Narcolepsy is a disorder that causes the sufferer to frequently become very drowsy and even unintentionally fall asleep. Those with narcolepsy often have trouble focusing while they are at work, at school, and can even fall asleep while driving. Because this condition significantly affects the sufferer’s daily life, many patients wonder if their condition is considered a disability.
Is Narcolepsy Recognized as a Disability?
Currently, there is no available cure for narcolepsy. The severity of this disorder varies from case to case, and is treated with a number of medicines, therapies, and lifestyle changes. These medications and therapies include depression medications, stimulants, and light therapies. Many narcoleptic individuals must also take frequent naps throughout the day, which can make it difficult to complete daily activities. Because there is no available cure and the effects of narcolepsy are so inhibiting, it is legally considered a disability.
Can Those Suffering From a Narcoleptic Disability Hold a Job?

DATA RECORDS:
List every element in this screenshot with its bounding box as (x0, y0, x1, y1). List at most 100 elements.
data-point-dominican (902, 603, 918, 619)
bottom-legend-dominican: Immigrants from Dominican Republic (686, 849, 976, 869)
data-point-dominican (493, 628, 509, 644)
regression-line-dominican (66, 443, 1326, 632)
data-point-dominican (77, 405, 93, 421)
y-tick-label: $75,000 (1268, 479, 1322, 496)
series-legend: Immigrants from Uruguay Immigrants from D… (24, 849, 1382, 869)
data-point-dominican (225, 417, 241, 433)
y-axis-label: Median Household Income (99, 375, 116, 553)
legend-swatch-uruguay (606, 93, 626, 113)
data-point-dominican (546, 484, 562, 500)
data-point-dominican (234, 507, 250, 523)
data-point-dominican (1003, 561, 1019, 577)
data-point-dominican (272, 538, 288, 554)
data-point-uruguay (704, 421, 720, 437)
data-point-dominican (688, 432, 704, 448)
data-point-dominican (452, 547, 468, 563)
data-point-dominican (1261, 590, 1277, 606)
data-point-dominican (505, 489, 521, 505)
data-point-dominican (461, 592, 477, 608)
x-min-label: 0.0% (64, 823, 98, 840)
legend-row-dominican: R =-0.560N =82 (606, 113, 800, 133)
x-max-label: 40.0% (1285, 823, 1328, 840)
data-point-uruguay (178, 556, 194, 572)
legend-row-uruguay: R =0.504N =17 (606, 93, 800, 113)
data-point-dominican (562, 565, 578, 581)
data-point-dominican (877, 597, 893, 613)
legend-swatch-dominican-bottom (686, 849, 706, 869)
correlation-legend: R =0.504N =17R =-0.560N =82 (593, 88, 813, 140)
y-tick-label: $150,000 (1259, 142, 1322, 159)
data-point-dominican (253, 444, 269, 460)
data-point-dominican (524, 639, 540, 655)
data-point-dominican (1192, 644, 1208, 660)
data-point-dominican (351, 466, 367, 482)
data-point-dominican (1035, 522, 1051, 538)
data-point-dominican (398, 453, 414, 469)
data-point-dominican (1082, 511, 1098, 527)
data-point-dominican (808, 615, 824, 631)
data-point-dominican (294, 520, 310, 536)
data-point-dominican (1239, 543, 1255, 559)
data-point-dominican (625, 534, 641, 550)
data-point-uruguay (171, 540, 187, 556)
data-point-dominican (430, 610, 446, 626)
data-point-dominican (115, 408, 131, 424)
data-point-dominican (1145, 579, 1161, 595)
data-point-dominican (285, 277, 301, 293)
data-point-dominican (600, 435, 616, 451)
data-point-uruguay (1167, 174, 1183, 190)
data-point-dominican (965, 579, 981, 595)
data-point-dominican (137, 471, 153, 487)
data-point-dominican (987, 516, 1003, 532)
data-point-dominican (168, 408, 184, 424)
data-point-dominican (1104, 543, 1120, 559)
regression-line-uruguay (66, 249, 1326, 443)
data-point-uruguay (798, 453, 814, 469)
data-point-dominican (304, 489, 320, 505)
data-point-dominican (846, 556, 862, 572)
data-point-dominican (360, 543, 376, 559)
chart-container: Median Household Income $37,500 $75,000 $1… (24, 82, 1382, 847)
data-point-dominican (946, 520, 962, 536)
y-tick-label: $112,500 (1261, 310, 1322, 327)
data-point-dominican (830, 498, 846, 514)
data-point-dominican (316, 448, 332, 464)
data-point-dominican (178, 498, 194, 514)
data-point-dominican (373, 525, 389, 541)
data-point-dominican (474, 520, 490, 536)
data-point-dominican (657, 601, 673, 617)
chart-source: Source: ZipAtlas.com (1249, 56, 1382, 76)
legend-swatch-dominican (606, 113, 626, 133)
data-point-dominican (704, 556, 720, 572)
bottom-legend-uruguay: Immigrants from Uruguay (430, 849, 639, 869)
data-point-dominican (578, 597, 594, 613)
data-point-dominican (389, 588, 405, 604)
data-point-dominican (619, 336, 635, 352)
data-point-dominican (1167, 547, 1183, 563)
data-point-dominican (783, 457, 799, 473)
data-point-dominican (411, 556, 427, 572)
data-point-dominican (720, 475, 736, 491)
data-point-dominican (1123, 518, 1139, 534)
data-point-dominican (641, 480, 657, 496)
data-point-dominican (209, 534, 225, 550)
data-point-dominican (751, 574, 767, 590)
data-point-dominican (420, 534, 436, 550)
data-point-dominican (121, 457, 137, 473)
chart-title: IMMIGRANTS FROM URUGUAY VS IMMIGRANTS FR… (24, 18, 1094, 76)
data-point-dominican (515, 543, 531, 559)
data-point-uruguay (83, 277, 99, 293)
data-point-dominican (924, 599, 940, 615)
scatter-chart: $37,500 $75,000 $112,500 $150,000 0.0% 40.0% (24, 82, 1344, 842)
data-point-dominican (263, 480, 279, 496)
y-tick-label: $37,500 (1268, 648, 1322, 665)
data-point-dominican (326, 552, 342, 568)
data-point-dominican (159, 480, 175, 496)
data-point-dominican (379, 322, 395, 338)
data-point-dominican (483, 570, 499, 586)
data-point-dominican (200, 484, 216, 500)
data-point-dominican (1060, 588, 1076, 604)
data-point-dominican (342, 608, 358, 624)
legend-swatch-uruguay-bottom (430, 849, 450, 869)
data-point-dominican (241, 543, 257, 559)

INSTRUCTIONS FOR THE TASK:
Answer these questions from the text on narcolepsy.
(a) While doing what activity does the text say people with narcolepsy can even fall asleep?
(b) Which medications and therapies does the text list?
(c) According to the text, for what two reasons is narcolepsy legally considered a disability?

EXERCISE OUTPUT:
(a) Driving.
(b) Depression medications, stimulants, and light therapies.
(c) There is no available cure, and its effects are so inhibiting.